begin Extracted records

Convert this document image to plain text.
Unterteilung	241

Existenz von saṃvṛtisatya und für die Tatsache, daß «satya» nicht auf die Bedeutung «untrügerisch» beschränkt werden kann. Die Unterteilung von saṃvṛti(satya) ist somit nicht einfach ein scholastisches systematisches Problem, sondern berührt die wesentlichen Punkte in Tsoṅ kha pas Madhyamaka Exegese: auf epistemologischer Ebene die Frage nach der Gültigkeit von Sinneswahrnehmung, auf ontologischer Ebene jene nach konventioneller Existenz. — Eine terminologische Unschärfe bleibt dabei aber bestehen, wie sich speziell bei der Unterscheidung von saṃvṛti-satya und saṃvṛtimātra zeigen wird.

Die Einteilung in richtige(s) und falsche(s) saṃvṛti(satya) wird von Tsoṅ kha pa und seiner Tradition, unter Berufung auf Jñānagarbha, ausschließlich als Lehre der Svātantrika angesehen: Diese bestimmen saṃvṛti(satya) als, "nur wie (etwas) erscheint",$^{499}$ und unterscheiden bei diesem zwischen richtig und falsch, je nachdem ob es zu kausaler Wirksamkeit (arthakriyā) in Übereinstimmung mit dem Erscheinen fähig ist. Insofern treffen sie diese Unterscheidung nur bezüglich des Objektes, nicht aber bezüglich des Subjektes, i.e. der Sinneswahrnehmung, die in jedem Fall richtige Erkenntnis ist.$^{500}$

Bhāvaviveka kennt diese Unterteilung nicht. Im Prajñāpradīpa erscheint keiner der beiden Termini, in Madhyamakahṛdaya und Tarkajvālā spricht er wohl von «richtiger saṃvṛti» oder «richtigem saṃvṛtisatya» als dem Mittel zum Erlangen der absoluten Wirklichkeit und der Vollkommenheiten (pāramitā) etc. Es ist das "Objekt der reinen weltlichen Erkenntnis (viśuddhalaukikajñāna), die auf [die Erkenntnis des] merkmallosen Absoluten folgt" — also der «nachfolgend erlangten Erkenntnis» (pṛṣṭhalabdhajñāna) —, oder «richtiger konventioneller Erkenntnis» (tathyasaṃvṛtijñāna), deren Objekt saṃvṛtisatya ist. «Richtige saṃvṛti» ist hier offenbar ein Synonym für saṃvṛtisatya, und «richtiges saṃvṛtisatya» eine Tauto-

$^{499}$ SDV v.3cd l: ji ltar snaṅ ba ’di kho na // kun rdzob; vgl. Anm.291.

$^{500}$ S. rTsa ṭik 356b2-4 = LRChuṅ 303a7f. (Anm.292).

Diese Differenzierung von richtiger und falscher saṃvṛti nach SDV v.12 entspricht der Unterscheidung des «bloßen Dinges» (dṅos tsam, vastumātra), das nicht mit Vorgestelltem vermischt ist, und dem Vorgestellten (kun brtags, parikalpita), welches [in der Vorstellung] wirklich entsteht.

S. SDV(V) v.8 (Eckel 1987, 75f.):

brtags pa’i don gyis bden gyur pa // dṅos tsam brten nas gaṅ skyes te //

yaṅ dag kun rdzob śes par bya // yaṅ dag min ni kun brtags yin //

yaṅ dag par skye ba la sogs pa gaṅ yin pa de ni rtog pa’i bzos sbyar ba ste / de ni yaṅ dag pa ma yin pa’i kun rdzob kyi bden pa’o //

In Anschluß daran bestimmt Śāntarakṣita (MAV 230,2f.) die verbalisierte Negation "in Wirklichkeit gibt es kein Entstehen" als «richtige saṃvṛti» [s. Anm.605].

end Extracted records

- _Directive_
Exactly reproduce all of the entries above.

- _Response to this task_
Convert this document image to plain text.
Unterteilung	241

Existenz von saṃvṛtisatya und für die Tatsache, daß «satya» nicht auf die Bedeutung «untrügerisch» beschränkt werden kann. Die Unterteilung von saṃvṛti(satya) ist somit nicht einfach ein scholastisches systematisches Problem, sondern berührt die wesentlichen Punkte in Tsoṅ kha pas Madhyamaka Exegese: auf epistemologischer Ebene die Frage nach der Gültigkeit von Sinneswahrnehmung, auf ontologischer Ebene jene nach konventioneller Existenz. — Eine terminologische Unschärfe bleibt dabei aber bestehen, wie sich speziell bei der Unterscheidung von saṃvṛti-satya und saṃvṛtimātra zeigen wird.

Die Einteilung in richtige(s) und falsche(s) saṃvṛti(satya) wird von Tsoṅ kha pa und seiner Tradition, unter Berufung auf Jñānagarbha, ausschließlich als Lehre der Svātantrika angesehen: Diese bestimmen saṃvṛti(satya) als, "nur wie (etwas) erscheint",$^{499}$ und unterscheiden bei diesem zwischen richtig und falsch, je nachdem ob es zu kausaler Wirksamkeit (arthakriyā) in Übereinstimmung mit dem Erscheinen fähig ist. Insofern treffen sie diese Unterscheidung nur bezüglich des Objektes, nicht aber bezüglich des Subjektes, i.e. der Sinneswahrnehmung, die in jedem Fall richtige Erkenntnis ist.$^{500}$

Bhāvaviveka kennt diese Unterteilung nicht. Im Prajñāpradīpa erscheint keiner der beiden Termini, in Madhyamakahṛdaya und Tarkajvālā spricht er wohl von «richtiger saṃvṛti» oder «richtigem saṃvṛtisatya» als dem Mittel zum Erlangen der absoluten Wirklichkeit und der Vollkommenheiten (pāramitā) etc. Es ist das "Objekt der reinen weltlichen Erkenntnis (viśuddhalaukikajñāna), die auf [die Erkenntnis des] merkmallosen Absoluten folgt" — also der «nachfolgend erlangten Erkenntnis» (pṛṣṭhalabdhajñāna) —, oder «richtiger konventioneller Erkenntnis» (tathyasaṃvṛtijñāna), deren Objekt saṃvṛtisatya ist. «Richtige saṃvṛti» ist hier offenbar ein Synonym für saṃvṛtisatya, und «richtiges saṃvṛtisatya» eine Tauto-

$^{499}$ SDV v.3cd l: ji ltar snaṅ ba ’di kho na // kun rdzob; vgl. Anm.291.

$^{500}$ S. rTsa ṭik 356b2-4 = LRChuṅ 303a7f. (Anm.292).

Diese Differenzierung von richtiger und falscher saṃvṛti nach SDV v.12 entspricht der Unterscheidung des «bloßen Dinges» (dṅos tsam, vastumātra), das nicht mit Vorgestelltem vermischt ist, und dem Vorgestellten (kun brtags, parikalpita), welches [in der Vorstellung] wirklich entsteht.

S. SDV(V) v.8 (Eckel 1987, 75f.):

brtags pa’i don gyis bden gyur pa // dṅos tsam brten nas gaṅ skyes te //

yaṅ dag kun rdzob śes par bya // yaṅ dag min ni kun brtags yin //

yaṅ dag par skye ba la sogs pa gaṅ yin pa de ni rtog pa’i bzos sbyar ba ste / de ni yaṅ dag pa ma yin pa’i kun rdzob kyi bden pa’o //

In Anschluß daran bestimmt Śāntarakṣita (MAV 230,2f.) die verbalisierte Negation "in Wirklichkeit gibt es kein Entstehen" als «richtige saṃvṛti» [s. Anm.605].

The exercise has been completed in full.